[Start PROVIDED DATA]
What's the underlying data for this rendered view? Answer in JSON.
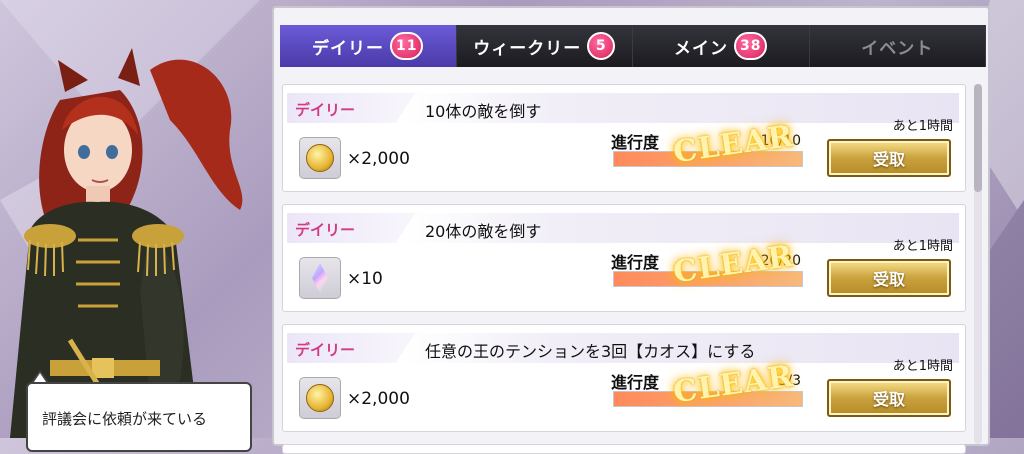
{
  "tabs": [
    {
      "label": "デイリー",
      "badge": "11",
      "state": "active"
    },
    {
      "label": "ウィークリー",
      "badge": "5",
      "state": "normal"
    },
    {
      "label": "メイン",
      "badge": "38",
      "state": "normal"
    },
    {
      "label": "イベント",
      "badge": "",
      "state": "disabled"
    }
  ],
  "missions": [
    {
      "category": "デイリー",
      "title": "10体の敵を倒す",
      "remaining": "あと1時間",
      "reward_icon": "gold-coin-icon",
      "amount": "×2,000",
      "progress_label": "進行度",
      "progress_text": "10/10",
      "progress": 1.0,
      "status": "CLEAR",
      "claim_label": "受取"
    },
    {
      "category": "デイリー",
      "title": "20体の敵を倒す",
      "remaining": "あと1時間",
      "reward_icon": "gem-icon",
      "amount": "×10",
      "progress_label": "進行度",
      "progress_text": "20/20",
      "progress": 1.0,
      "status": "CLEAR",
      "claim_label": "受取"
    },
    {
      "category": "デイリー",
      "title": "任意の王のテンションを3回【カオス】にする",
      "remaining": "あと1時間",
      "reward_icon": "gold-coin-icon",
      "amount": "×2,000",
      "progress_label": "進行度",
      "progress_text": "3/3",
      "progress": 1.0,
      "status": "CLEAR",
      "claim_label": "受取"
    }
  ],
  "dialog": {
    "text": "評議会に依頼が来ている"
  },
  "colors": {
    "accent_tab": "#5a48c4",
    "badge": "#e0306a",
    "category_text": "#d13a84",
    "claim_button": "#caa23e"
  }
}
[End PROVIDED DATA]
Copy the material shown above in full and exactly. Skip the pictures.

- **SOLUTION TO THIS EXERCISE**:
What's the underlying data for this rendered view? Answer in JSON.
{
  "tabs": [
    {
      "label": "デイリー",
      "badge": "11",
      "state": "active"
    },
    {
      "label": "ウィークリー",
      "badge": "5",
      "state": "normal"
    },
    {
      "label": "メイン",
      "badge": "38",
      "state": "normal"
    },
    {
      "label": "イベント",
      "badge": "",
      "state": "disabled"
    }
  ],
  "missions": [
    {
      "category": "デイリー",
      "title": "10体の敵を倒す",
      "remaining": "あと1時間",
      "reward_icon": "gold-coin-icon",
      "amount": "×2,000",
      "progress_label": "進行度",
      "progress_text": "10/10",
      "progress": 1.0,
      "status": "CLEAR",
      "claim_label": "受取"
    },
    {
      "category": "デイリー",
      "title": "20体の敵を倒す",
      "remaining": "あと1時間",
      "reward_icon": "gem-icon",
      "amount": "×10",
      "progress_label": "進行度",
      "progress_text": "20/20",
      "progress": 1.0,
      "status": "CLEAR",
      "claim_label": "受取"
    },
    {
      "category": "デイリー",
      "title": "任意の王のテンションを3回【カオス】にする",
      "remaining": "あと1時間",
      "reward_icon": "gold-coin-icon",
      "amount": "×2,000",
      "progress_label": "進行度",
      "progress_text": "3/3",
      "progress": 1.0,
      "status": "CLEAR",
      "claim_label": "受取"
    }
  ],
  "dialog": {
    "text": "評議会に依頼が来ている"
  },
  "colors": {
    "accent_tab": "#5a48c4",
    "badge": "#e0306a",
    "category_text": "#d13a84",
    "claim_button": "#caa23e"
  }
}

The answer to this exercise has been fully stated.